→ **Objective**:
Copy out the lines word for word, from the very first line of the items down to and including the line holding "svg-text:210: 210 <box>0 266 18 278</box>".

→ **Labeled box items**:
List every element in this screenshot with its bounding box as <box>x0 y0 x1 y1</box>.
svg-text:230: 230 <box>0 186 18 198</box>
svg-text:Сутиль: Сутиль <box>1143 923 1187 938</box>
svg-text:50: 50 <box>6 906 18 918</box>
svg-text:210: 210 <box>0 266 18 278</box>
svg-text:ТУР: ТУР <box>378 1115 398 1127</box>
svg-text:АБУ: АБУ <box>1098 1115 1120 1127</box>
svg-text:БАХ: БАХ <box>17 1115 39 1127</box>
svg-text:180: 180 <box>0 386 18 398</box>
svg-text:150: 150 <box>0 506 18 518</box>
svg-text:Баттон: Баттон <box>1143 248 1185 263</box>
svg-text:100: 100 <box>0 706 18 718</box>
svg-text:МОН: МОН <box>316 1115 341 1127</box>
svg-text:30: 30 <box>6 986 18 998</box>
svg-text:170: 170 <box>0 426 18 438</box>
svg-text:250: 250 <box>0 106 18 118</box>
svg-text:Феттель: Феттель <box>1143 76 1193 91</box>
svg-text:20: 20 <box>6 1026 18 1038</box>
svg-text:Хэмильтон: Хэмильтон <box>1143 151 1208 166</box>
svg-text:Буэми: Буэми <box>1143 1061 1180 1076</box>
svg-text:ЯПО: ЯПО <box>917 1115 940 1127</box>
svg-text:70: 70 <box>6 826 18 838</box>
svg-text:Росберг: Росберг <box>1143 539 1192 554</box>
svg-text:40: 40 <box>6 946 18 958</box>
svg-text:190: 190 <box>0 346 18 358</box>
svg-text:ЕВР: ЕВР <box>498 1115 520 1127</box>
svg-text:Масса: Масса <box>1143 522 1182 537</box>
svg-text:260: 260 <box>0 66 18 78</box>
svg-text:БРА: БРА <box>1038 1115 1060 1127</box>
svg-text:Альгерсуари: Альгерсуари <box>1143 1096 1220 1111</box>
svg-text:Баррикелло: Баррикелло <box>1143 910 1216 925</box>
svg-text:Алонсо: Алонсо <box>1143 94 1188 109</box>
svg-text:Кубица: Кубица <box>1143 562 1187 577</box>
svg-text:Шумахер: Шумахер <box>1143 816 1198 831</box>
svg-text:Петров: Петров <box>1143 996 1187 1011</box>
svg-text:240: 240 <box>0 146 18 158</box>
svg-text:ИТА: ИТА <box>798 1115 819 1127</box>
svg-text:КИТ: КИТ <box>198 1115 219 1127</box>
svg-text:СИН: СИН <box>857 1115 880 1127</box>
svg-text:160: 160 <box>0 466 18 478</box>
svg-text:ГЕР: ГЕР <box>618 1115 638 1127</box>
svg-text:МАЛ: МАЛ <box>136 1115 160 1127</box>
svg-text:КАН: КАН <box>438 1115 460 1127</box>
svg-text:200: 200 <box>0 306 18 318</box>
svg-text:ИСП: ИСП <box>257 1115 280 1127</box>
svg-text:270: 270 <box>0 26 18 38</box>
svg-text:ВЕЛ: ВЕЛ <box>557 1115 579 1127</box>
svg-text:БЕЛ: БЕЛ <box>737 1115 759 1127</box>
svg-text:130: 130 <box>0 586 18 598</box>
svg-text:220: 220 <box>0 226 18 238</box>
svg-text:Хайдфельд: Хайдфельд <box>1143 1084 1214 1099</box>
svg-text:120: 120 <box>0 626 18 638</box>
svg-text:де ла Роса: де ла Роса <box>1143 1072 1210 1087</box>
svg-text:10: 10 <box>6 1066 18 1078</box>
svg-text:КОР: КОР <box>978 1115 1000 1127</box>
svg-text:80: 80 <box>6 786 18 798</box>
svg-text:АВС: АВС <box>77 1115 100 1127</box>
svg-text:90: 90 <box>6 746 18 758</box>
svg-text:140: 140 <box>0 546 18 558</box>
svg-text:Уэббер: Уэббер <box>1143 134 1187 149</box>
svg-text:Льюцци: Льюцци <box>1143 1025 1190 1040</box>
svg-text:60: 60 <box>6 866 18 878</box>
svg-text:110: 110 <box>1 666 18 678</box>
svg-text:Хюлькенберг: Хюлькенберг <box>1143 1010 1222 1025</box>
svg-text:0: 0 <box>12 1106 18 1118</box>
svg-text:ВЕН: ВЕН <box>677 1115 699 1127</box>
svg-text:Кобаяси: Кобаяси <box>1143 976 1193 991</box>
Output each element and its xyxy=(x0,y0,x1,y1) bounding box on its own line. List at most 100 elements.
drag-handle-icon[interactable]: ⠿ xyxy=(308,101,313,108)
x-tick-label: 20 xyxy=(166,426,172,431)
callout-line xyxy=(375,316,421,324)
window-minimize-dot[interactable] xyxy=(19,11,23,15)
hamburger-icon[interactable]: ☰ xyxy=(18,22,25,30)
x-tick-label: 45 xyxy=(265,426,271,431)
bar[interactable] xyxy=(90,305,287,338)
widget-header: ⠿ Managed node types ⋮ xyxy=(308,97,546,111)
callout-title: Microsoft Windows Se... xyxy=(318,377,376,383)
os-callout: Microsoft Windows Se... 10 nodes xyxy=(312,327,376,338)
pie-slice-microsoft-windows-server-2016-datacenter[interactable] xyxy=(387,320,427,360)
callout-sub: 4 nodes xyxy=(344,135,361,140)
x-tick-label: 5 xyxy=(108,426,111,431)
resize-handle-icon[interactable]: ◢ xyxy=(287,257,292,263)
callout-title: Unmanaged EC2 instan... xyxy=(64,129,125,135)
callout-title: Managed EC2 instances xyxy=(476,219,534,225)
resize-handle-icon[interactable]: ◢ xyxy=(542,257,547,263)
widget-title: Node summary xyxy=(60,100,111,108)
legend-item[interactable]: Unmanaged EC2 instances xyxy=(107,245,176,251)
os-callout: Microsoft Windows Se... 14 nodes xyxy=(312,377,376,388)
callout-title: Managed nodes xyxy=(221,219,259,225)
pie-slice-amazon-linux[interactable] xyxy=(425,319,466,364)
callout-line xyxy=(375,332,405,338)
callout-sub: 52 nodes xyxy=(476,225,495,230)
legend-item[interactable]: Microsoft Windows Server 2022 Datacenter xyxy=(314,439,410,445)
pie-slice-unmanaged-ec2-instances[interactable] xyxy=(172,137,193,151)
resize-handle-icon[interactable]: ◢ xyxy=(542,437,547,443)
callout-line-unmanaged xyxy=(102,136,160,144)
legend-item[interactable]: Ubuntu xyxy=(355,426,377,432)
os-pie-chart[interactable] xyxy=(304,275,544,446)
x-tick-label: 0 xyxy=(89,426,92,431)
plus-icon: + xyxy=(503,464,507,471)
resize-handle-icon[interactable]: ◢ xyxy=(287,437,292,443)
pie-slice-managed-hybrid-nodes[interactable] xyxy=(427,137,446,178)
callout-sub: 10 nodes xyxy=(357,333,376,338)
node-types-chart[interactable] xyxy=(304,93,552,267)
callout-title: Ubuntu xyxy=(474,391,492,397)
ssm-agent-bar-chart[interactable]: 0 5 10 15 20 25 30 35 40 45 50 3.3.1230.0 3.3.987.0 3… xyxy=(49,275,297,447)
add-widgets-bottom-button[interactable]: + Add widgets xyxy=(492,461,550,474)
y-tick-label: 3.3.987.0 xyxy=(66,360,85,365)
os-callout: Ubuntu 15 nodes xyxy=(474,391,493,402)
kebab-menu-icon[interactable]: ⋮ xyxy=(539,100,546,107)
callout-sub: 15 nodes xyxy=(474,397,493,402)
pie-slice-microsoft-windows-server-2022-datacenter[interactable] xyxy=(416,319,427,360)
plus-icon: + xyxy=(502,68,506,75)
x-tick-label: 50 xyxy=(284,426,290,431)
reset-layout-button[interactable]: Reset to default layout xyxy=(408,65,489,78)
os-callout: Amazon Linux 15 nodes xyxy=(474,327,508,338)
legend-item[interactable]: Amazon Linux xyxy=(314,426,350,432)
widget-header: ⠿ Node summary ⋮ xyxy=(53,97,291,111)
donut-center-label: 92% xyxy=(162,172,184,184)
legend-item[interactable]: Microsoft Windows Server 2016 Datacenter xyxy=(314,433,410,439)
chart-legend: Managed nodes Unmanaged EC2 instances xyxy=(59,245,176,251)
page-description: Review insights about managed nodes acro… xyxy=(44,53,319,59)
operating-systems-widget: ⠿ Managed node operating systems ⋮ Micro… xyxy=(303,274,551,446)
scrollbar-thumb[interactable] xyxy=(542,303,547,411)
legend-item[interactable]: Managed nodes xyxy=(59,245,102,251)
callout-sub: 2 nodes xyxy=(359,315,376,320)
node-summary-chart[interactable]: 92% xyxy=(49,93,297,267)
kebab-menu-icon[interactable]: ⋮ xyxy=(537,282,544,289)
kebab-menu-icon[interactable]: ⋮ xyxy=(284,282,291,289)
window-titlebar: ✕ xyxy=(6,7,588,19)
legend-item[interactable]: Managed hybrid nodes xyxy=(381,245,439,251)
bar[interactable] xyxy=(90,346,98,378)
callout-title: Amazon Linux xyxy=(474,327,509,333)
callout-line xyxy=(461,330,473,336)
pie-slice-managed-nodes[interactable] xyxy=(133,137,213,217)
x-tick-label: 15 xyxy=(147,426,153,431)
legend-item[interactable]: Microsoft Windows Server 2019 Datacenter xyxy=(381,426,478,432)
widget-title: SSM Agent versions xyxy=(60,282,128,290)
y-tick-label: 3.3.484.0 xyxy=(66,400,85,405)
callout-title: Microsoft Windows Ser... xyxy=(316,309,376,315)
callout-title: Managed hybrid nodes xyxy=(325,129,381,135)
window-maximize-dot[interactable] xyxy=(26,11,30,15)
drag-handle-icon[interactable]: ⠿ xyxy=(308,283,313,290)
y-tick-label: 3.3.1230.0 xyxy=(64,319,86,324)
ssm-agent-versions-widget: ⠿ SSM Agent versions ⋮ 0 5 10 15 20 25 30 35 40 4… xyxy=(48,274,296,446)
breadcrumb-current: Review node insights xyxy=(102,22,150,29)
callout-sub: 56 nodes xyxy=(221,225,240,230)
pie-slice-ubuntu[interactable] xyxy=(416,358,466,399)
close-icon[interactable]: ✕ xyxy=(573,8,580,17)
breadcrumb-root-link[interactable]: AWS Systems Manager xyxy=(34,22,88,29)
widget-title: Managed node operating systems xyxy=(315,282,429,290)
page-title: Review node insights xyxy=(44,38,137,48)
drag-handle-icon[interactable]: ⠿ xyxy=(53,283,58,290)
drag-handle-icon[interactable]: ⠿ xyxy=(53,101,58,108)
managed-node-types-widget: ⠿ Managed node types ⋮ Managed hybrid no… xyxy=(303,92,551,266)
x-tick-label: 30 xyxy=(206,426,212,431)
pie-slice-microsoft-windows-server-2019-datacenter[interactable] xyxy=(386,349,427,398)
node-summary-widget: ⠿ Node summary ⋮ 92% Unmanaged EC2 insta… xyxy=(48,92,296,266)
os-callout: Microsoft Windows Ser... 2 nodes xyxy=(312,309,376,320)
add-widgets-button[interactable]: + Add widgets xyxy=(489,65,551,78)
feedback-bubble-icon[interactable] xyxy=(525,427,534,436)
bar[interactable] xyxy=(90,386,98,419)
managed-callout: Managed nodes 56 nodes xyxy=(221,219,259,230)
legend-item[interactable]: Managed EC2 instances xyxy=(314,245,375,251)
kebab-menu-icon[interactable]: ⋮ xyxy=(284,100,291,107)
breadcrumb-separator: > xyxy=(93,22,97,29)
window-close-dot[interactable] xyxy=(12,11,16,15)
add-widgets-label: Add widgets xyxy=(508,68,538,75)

→ **Correct answer**:
List every element in this screenshot with its bounding box as <box>x0 y0 x1 y1</box>.
svg-text:230: 230 <box>0 186 18 198</box>
svg-text:Сутиль: Сутиль <box>1143 923 1187 938</box>
svg-text:50: 50 <box>6 906 18 918</box>
svg-text:210: 210 <box>0 266 18 278</box>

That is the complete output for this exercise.